─── Extracted data
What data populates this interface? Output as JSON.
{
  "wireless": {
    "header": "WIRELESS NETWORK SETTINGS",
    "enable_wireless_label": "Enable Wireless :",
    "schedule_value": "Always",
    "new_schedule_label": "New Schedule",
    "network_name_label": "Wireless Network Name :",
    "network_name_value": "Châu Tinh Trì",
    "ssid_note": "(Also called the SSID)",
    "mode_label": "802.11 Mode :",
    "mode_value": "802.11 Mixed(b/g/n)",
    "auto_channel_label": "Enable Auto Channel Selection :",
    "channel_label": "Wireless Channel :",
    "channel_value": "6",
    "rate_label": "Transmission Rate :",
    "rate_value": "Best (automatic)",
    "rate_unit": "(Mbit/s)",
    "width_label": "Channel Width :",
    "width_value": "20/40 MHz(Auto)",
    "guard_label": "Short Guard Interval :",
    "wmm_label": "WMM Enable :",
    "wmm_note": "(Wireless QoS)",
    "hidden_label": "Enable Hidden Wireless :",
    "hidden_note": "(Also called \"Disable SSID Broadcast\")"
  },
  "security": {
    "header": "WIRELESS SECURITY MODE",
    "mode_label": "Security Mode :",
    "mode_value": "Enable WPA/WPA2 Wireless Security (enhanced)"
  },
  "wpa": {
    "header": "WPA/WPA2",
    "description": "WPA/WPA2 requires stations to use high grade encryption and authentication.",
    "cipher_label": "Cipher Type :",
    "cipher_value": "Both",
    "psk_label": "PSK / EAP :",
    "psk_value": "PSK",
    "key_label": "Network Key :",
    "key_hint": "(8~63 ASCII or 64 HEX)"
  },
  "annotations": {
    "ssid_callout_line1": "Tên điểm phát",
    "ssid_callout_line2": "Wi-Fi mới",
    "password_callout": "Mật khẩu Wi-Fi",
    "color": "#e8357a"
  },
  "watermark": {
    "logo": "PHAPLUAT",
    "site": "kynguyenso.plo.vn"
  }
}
──────
| Problem details |
Every record above needs to be repeated word for word.

| Reply |
What data populates this interface? Output as JSON.
{
  "wireless": {
    "header": "WIRELESS NETWORK SETTINGS",
    "enable_wireless_label": "Enable Wireless :",
    "schedule_value": "Always",
    "new_schedule_label": "New Schedule",
    "network_name_label": "Wireless Network Name :",
    "network_name_value": "Châu Tinh Trì",
    "ssid_note": "(Also called the SSID)",
    "mode_label": "802.11 Mode :",
    "mode_value": "802.11 Mixed(b/g/n)",
    "auto_channel_label": "Enable Auto Channel Selection :",
    "channel_label": "Wireless Channel :",
    "channel_value": "6",
    "rate_label": "Transmission Rate :",
    "rate_value": "Best (automatic)",
    "rate_unit": "(Mbit/s)",
    "width_label": "Channel Width :",
    "width_value": "20/40 MHz(Auto)",
    "guard_label": "Short Guard Interval :",
    "wmm_label": "WMM Enable :",
    "wmm_note": "(Wireless QoS)",
    "hidden_label": "Enable Hidden Wireless :",
    "hidden_note": "(Also called \"Disable SSID Broadcast\")"
  },
  "security": {
    "header": "WIRELESS SECURITY MODE",
    "mode_label": "Security Mode :",
    "mode_value": "Enable WPA/WPA2 Wireless Security (enhanced)"
  },
  "wpa": {
    "header": "WPA/WPA2",
    "description": "WPA/WPA2 requires stations to use high grade encryption and authentication.",
    "cipher_label": "Cipher Type :",
    "cipher_value": "Both",
    "psk_label": "PSK / EAP :",
    "psk_value": "PSK",
    "key_label": "Network Key :",
    "key_hint": "(8~63 ASCII or 64 HEX)"
  },
  "annotations": {
    "ssid_callout_line1": "Tên điểm phát",
    "ssid_callout_line2": "Wi-Fi mới",
    "password_callout": "Mật khẩu Wi-Fi",
    "color": "#e8357a"
  },
  "watermark": {
    "logo": "PHAPLUAT",
    "site": "kynguyenso.plo.vn"
  }
}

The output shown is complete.